» **Given task**: Work out how many lines in the data hold the word "Video", and reply with that number only.

__________________________________________________

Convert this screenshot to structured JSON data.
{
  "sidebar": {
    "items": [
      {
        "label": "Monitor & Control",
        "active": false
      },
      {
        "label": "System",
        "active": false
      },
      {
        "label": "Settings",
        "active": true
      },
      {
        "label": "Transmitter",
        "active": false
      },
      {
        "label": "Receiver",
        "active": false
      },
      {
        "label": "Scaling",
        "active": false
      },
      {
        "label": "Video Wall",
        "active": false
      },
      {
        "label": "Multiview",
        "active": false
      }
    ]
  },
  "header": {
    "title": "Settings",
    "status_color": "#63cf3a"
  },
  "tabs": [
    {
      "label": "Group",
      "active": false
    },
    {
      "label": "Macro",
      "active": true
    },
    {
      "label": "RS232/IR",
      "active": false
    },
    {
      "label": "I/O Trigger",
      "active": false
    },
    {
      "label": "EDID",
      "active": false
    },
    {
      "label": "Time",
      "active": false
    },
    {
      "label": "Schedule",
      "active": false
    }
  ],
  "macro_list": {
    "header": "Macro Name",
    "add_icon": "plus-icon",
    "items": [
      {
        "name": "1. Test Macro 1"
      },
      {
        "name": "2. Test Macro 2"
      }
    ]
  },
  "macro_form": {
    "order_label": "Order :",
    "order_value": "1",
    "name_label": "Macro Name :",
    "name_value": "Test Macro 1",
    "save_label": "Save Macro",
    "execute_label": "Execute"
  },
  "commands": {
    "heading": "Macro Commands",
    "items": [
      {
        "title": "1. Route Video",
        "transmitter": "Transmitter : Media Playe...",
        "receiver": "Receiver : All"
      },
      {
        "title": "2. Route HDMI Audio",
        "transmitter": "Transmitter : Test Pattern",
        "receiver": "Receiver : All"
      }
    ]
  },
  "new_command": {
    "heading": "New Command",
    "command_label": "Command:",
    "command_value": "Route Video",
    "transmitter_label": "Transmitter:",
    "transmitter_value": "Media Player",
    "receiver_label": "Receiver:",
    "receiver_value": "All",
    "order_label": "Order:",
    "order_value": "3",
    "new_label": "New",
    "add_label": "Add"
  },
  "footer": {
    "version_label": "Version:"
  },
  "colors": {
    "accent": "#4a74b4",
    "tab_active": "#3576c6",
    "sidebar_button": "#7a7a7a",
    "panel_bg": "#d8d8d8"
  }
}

__________________________________________________

» **Full solution**: 3